*TASK REQUIREMENTS*: Your answer should be a single number: the count of lines that include the word "selling".

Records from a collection
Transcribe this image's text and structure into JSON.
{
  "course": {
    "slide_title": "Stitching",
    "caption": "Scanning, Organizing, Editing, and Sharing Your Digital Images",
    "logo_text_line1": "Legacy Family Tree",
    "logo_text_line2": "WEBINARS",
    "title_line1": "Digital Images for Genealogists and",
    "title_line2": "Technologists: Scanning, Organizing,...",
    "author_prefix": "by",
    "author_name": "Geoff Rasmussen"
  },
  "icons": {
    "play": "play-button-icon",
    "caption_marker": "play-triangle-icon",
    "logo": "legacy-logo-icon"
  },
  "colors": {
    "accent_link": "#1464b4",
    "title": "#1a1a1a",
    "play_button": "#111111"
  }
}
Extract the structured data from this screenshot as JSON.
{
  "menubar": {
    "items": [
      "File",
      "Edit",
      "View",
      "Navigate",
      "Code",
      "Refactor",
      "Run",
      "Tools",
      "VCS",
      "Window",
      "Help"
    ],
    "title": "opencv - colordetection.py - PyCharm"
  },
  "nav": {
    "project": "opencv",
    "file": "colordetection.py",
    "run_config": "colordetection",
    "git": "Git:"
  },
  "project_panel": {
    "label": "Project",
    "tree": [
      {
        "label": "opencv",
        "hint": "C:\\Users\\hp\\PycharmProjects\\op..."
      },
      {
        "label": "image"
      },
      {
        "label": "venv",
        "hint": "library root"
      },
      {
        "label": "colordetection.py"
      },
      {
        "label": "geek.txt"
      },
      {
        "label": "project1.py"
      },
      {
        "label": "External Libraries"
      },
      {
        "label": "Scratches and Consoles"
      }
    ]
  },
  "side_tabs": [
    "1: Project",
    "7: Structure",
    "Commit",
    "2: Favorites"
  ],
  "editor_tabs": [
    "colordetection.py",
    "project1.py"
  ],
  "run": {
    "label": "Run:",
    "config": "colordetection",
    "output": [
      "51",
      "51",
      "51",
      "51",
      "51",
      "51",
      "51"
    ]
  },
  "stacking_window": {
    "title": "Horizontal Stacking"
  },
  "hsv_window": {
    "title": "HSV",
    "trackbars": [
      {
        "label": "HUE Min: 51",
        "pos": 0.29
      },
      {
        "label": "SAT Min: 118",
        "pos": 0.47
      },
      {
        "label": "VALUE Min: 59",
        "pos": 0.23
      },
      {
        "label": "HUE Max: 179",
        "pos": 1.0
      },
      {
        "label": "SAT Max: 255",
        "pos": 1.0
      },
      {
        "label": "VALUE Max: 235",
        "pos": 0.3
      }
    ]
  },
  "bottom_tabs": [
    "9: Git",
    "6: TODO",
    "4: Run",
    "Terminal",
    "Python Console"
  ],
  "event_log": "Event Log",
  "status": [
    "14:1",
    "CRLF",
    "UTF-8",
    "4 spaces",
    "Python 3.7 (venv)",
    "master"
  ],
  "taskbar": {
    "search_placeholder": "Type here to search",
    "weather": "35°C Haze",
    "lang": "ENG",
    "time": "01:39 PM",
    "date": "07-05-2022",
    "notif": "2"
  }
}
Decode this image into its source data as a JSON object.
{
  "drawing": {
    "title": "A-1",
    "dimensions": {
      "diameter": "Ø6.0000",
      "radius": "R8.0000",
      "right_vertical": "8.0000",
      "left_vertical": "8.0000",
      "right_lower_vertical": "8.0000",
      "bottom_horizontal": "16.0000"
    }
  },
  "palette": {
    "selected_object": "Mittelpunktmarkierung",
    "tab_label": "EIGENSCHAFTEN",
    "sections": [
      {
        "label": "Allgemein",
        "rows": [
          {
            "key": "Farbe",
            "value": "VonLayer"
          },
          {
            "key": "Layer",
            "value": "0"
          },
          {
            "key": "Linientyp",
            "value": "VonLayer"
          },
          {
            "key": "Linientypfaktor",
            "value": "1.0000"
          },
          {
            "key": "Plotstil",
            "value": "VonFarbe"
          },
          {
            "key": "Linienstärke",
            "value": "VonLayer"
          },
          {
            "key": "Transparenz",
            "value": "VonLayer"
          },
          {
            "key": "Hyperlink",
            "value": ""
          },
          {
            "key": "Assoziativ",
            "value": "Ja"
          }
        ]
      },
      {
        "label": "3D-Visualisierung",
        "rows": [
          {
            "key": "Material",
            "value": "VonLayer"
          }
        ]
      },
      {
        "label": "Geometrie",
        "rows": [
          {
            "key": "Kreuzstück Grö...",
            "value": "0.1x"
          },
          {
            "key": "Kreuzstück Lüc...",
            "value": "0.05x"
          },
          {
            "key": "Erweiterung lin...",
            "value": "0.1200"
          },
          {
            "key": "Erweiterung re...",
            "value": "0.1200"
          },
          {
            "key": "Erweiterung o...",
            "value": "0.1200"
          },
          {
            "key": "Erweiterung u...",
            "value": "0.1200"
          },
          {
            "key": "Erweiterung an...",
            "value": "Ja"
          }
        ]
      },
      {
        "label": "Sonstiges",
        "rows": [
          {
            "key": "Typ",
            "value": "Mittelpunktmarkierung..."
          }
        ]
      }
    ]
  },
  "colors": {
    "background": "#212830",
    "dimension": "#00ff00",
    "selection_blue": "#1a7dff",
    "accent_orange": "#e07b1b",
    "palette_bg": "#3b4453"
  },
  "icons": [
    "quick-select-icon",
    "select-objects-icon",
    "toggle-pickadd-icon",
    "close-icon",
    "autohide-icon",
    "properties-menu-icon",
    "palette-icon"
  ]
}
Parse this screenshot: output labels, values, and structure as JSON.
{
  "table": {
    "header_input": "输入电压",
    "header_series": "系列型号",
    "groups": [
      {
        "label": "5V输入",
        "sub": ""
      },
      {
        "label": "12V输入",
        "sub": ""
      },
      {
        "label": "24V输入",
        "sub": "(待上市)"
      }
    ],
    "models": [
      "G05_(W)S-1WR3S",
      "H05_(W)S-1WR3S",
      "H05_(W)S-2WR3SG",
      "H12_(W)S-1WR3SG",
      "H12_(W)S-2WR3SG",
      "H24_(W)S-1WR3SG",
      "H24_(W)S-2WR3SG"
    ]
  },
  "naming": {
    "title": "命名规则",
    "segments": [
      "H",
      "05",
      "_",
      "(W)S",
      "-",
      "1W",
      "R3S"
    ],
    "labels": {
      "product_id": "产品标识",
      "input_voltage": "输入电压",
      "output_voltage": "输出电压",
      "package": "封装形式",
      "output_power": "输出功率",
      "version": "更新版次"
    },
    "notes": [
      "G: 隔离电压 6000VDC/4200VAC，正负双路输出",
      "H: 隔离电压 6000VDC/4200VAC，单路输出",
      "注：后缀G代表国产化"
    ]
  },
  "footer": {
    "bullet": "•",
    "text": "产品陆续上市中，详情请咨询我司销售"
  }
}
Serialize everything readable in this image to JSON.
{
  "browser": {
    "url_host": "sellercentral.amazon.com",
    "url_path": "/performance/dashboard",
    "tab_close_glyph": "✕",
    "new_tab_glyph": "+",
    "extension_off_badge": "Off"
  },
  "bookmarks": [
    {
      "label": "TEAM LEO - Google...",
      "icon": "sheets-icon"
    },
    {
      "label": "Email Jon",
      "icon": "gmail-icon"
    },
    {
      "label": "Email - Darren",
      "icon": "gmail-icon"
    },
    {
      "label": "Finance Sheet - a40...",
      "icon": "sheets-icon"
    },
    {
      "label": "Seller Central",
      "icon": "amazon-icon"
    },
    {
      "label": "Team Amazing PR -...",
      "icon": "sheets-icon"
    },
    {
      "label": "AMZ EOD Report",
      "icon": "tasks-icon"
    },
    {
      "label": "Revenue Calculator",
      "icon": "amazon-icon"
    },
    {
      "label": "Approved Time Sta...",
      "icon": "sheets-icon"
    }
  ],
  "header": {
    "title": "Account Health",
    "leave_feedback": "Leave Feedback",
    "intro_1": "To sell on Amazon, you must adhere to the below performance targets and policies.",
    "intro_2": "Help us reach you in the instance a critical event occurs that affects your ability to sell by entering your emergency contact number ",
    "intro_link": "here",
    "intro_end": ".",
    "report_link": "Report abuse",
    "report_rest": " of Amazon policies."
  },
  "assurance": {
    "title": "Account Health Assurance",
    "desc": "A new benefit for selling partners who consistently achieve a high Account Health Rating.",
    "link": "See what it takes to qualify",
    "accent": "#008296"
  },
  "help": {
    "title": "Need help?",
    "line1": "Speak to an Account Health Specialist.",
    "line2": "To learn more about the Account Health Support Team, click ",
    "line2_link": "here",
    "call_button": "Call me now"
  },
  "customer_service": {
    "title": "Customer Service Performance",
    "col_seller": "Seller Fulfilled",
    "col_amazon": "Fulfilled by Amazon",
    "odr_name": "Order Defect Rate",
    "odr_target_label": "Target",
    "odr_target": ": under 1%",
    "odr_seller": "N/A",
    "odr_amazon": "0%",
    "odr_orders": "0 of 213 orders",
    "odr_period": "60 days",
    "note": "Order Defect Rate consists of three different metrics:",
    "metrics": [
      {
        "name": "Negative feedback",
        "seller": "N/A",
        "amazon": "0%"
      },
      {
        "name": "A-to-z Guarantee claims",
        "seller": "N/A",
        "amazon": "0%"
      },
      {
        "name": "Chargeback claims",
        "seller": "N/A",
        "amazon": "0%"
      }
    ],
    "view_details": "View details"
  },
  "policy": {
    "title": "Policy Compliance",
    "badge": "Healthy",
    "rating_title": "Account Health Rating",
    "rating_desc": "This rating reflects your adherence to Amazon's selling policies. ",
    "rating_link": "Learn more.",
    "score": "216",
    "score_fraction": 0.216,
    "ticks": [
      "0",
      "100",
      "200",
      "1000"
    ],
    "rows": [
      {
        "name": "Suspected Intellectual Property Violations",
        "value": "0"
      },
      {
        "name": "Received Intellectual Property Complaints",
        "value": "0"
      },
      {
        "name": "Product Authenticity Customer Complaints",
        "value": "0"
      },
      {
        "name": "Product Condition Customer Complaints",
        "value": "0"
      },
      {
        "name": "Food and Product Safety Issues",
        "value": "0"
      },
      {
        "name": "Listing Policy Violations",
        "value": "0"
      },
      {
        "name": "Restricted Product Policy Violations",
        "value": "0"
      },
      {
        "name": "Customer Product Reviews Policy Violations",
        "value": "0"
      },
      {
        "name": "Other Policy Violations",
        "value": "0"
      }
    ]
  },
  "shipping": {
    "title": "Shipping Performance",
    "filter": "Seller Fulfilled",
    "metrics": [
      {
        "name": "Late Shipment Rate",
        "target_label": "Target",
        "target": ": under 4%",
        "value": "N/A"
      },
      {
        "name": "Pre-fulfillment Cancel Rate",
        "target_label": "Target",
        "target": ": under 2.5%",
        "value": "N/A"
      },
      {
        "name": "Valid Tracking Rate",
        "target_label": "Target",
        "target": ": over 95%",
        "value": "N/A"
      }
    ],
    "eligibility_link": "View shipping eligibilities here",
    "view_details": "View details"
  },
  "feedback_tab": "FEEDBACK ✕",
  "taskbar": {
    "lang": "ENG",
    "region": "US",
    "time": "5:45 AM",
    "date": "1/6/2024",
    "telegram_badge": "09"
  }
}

*FINISHED TASK*: 2